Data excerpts
>>>>>
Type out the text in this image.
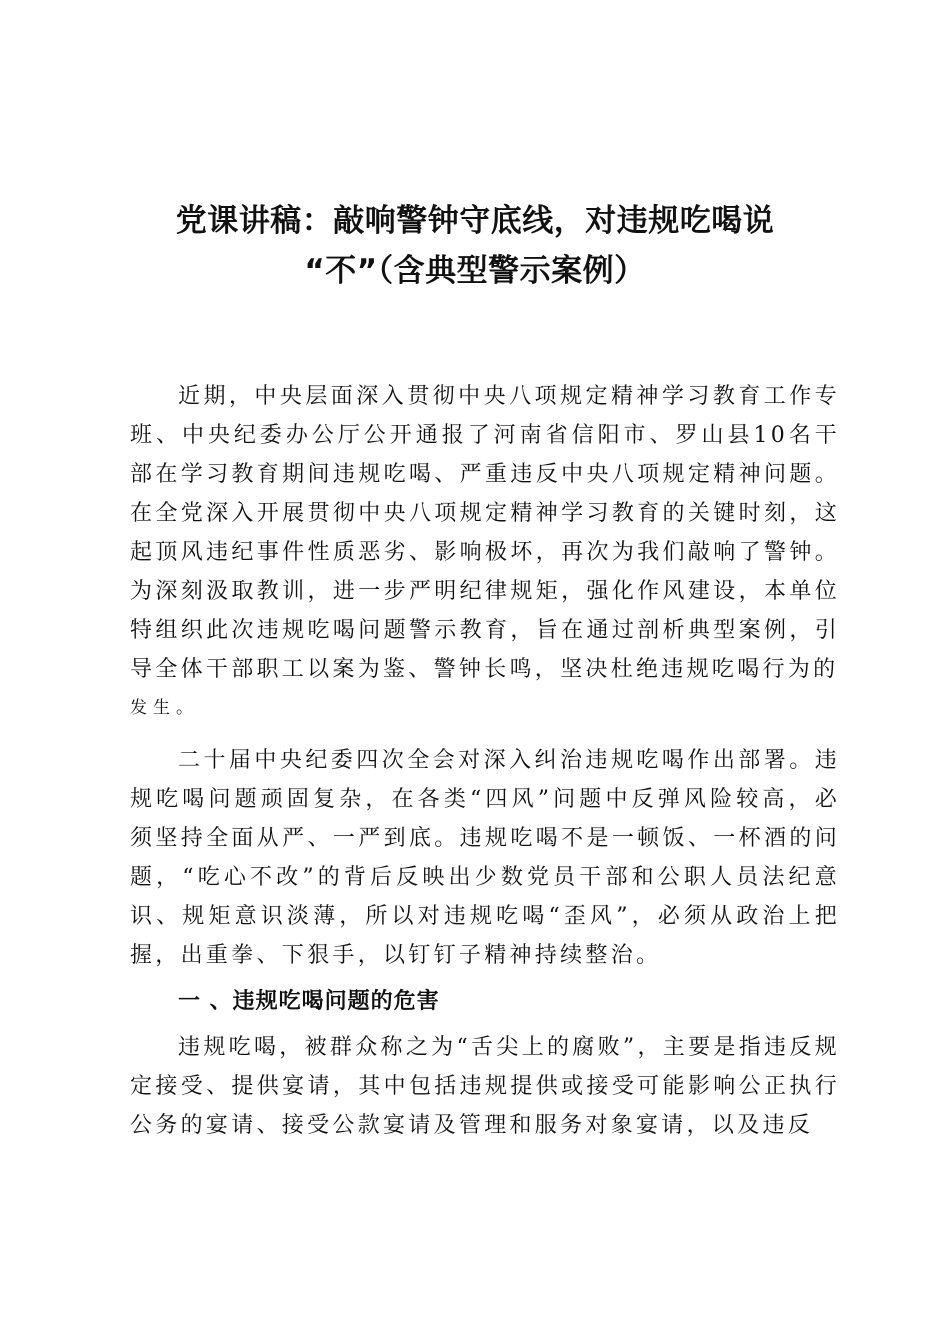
党课讲稿：敲响警钟守底线，对违规吃喝说
“不”（含典型警示案例）

近期，中央层面深入贯彻中央八项规定精神学习教育工作专班、中央纪委办公厅公开通报了河南省信阳市、罗山县10名干部在学习教育期间违规吃喝、严重违反中央八项规定精神问题。在全党深入开展贯彻中央八项规定精神学习教育的关键时刻，这起顶风违纪事件性质恶劣、影响极坏，再次为我们敲响了警钟。为深刻汲取教训，进一步严明纪律规矩，强化作风建设，本单位特组织此次违规吃喝问题警示教育，旨在通过剖析典型案例，引导全体干部职工以案为鉴、警钟长鸣，坚决杜绝违规吃喝行为的
发生。

二十届中央纪委四次全会对深入纠治违规吃喝作出部署。违规吃喝问题顽固复杂，在各类“四风”问题中反弹风险较高，必须坚持全面从严、一严到底。违规吃喝不是一顿饭、一杯酒的问题，“吃心不改”的背后反映出少数党员干部和公职人员法纪意识、规矩意识淡薄，所以对违规吃喝“歪风”，必须从政治上把握，出重拳、下狠手，以钉钉子精神持续整治。

一 、违规吃喝问题的危害

违规吃喝，被群众称之为“舌尖上的腐败”，主要是指违反规定接受、提供宴请，其中包括违规提供或接受可能影响公正执行公务的宴请、接受公款宴请及管理和服务对象宴请，以及违反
<<<<<
### CHALLENGE:
Will you set down the records word for word while leaving out every picture?

### EXERCISE ANSWER:
Type out the text in this image.
党课讲稿：敲响警钟守底线，对违规吃喝说
“不”（含典型警示案例）

近期，中央层面深入贯彻中央八项规定精神学习教育工作专班、中央纪委办公厅公开通报了河南省信阳市、罗山县10名干部在学习教育期间违规吃喝、严重违反中央八项规定精神问题。在全党深入开展贯彻中央八项规定精神学习教育的关键时刻，这起顶风违纪事件性质恶劣、影响极坏，再次为我们敲响了警钟。为深刻汲取教训，进一步严明纪律规矩，强化作风建设，本单位特组织此次违规吃喝问题警示教育，旨在通过剖析典型案例，引导全体干部职工以案为鉴、警钟长鸣，坚决杜绝违规吃喝行为的
发生。

二十届中央纪委四次全会对深入纠治违规吃喝作出部署。违规吃喝问题顽固复杂，在各类“四风”问题中反弹风险较高，必须坚持全面从严、一严到底。违规吃喝不是一顿饭、一杯酒的问题，“吃心不改”的背后反映出少数党员干部和公职人员法纪意识、规矩意识淡薄，所以对违规吃喝“歪风”，必须从政治上把握，出重拳、下狠手，以钉钉子精神持续整治。

一 、违规吃喝问题的危害

违规吃喝，被群众称之为“舌尖上的腐败”，主要是指违反规定接受、提供宴请，其中包括违规提供或接受可能影响公正执行公务的宴请、接受公款宴请及管理和服务对象宴请，以及违反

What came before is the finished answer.